Extracted data —
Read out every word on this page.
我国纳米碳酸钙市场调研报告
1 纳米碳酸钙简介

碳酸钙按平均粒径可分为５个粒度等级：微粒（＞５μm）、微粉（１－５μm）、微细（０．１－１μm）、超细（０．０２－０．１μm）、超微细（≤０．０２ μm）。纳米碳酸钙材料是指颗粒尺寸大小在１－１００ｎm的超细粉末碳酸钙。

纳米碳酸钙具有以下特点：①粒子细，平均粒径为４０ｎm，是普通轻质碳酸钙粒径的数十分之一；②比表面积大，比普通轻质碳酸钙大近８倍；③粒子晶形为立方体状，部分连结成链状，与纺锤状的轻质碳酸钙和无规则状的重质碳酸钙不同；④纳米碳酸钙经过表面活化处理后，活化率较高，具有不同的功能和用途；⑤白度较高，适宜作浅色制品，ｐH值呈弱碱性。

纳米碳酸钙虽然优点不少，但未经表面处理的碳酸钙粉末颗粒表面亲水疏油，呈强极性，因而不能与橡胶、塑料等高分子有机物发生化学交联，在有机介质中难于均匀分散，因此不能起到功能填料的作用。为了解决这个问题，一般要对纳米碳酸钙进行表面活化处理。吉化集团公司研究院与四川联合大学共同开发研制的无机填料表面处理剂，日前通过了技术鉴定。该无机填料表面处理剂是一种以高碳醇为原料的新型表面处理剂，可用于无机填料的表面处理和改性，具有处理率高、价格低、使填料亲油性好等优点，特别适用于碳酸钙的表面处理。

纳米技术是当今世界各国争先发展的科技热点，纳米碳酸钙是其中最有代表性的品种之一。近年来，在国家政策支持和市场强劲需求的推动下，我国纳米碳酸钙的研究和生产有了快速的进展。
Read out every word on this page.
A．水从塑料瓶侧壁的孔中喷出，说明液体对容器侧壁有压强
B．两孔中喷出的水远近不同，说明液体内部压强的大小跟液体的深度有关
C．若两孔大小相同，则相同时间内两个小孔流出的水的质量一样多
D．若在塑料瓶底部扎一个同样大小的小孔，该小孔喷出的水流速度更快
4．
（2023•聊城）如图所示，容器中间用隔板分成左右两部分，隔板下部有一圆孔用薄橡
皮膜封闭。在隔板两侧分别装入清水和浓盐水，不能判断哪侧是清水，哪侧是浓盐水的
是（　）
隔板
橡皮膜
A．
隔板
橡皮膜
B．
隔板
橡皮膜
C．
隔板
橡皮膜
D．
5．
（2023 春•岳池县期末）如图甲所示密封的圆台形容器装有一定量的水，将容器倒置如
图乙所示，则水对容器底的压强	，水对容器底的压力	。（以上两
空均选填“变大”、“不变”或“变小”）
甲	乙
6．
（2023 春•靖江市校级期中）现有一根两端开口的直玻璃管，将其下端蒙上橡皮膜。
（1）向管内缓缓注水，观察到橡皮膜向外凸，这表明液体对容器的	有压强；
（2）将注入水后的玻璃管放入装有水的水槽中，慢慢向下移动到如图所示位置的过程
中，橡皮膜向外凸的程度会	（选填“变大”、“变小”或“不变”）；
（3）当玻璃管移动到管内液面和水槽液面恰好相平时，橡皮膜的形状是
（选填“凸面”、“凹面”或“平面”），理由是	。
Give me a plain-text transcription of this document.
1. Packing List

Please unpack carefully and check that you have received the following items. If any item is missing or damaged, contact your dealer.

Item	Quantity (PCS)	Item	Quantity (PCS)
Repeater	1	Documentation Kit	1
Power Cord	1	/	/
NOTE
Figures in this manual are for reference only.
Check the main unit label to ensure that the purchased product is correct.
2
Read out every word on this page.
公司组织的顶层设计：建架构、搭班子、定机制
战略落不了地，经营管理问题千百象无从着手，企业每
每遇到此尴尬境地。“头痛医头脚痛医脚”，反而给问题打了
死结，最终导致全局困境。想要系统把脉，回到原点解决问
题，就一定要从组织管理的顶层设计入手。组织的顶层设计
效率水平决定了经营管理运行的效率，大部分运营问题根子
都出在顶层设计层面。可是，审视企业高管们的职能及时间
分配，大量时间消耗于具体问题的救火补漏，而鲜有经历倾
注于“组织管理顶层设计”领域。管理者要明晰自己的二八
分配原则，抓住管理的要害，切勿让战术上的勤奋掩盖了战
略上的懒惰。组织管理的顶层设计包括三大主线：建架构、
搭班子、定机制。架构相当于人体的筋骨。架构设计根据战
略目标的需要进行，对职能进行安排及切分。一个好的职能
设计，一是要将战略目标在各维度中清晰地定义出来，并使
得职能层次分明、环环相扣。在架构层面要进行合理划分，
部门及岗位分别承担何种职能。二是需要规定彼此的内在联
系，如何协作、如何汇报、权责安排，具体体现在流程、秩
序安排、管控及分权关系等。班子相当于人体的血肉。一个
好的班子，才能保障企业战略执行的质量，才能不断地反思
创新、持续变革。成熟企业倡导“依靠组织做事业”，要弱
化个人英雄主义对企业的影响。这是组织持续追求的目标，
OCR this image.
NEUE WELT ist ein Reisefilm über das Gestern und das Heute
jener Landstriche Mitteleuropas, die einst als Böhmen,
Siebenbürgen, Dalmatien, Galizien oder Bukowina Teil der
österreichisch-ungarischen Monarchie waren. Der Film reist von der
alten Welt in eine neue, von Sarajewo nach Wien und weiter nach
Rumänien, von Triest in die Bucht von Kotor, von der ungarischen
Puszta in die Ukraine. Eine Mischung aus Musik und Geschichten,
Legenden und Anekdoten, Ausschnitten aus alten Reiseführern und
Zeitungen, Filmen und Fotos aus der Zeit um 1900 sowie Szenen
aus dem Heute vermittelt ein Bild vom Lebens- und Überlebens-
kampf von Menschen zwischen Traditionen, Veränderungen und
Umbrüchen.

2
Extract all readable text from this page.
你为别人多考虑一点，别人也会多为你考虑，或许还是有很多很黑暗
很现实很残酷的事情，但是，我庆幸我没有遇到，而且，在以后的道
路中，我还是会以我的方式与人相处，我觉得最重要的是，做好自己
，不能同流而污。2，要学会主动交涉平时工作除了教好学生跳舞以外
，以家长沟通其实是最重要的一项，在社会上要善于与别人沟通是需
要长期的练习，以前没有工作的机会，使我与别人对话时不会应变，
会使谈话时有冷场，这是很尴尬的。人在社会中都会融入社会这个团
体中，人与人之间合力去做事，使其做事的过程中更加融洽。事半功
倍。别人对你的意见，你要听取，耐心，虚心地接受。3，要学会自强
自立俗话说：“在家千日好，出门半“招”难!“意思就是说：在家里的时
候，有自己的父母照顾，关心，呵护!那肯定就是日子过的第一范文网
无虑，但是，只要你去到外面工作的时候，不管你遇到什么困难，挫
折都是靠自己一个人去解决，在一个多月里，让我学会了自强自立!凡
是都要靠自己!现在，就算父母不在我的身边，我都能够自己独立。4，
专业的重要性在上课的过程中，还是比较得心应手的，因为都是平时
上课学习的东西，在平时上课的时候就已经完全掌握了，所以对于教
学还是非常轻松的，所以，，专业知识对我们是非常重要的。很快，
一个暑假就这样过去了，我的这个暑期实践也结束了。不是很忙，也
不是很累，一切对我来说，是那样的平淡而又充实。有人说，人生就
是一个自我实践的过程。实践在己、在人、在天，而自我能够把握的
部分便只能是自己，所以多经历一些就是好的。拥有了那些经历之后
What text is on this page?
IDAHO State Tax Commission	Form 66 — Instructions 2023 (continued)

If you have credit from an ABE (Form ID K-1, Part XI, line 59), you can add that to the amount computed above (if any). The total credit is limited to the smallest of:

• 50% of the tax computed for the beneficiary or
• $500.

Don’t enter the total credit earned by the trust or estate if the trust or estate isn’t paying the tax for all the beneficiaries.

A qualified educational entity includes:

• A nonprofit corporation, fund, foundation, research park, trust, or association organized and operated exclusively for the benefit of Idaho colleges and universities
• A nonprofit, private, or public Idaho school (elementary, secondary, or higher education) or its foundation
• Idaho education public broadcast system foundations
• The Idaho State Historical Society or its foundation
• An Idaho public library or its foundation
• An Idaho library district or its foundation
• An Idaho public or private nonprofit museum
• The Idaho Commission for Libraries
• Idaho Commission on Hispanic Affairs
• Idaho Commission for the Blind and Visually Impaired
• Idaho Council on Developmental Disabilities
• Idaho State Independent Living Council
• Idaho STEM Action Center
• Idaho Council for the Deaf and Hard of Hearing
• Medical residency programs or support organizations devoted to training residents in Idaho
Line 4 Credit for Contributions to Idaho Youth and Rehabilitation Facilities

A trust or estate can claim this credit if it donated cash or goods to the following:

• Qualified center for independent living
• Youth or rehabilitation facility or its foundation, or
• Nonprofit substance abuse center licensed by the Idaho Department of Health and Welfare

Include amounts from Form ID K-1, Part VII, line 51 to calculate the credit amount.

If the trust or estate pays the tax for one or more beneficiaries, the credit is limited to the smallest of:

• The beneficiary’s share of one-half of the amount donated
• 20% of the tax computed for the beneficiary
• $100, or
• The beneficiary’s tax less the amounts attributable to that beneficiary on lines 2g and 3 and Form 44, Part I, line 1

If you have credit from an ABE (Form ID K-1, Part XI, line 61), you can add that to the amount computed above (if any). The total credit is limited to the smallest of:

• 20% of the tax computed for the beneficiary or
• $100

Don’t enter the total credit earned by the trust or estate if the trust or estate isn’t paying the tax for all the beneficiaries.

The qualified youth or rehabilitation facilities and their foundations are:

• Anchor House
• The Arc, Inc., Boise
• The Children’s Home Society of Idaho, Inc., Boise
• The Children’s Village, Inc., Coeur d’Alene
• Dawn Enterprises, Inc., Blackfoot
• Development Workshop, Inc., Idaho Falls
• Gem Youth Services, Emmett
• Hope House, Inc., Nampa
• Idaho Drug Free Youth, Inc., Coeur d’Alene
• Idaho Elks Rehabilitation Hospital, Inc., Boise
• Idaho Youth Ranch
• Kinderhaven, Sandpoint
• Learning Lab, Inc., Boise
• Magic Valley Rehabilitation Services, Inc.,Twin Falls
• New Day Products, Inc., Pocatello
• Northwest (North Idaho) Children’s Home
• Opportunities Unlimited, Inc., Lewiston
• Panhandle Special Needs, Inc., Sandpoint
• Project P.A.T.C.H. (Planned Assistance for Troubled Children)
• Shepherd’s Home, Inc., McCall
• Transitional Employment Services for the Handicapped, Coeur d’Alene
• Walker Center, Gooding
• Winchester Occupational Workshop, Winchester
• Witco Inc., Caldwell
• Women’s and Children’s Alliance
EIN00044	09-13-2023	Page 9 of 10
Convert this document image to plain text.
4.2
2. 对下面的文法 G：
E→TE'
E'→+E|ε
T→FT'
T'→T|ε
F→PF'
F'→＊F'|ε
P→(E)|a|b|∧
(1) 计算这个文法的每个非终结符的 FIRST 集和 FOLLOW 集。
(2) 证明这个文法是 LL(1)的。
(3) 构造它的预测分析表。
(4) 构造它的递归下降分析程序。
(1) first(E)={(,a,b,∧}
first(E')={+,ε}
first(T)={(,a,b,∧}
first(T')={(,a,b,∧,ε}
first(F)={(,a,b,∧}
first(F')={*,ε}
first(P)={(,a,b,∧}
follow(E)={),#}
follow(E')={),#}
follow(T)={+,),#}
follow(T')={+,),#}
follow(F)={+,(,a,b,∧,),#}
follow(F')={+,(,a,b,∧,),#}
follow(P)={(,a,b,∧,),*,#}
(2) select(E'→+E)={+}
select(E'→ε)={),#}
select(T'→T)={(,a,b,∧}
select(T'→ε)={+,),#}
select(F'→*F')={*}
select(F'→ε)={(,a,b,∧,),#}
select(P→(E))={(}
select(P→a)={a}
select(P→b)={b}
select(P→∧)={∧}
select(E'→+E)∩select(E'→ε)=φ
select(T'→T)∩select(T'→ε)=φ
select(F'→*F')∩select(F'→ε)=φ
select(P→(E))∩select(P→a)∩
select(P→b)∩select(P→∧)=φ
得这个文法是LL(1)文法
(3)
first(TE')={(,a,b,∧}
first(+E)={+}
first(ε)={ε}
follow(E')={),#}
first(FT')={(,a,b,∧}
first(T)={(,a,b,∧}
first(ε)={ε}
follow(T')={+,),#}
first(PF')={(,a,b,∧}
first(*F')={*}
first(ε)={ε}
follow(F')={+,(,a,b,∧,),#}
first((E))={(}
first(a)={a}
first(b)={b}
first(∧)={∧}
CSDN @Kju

Your instructions — Identify and extract each line of the listing that contains "Council".

Output below —
• Idaho Council on Developmental Disabilities
• Idaho State Independent Living Council
• Idaho Council for the Deaf and Hard of Hearing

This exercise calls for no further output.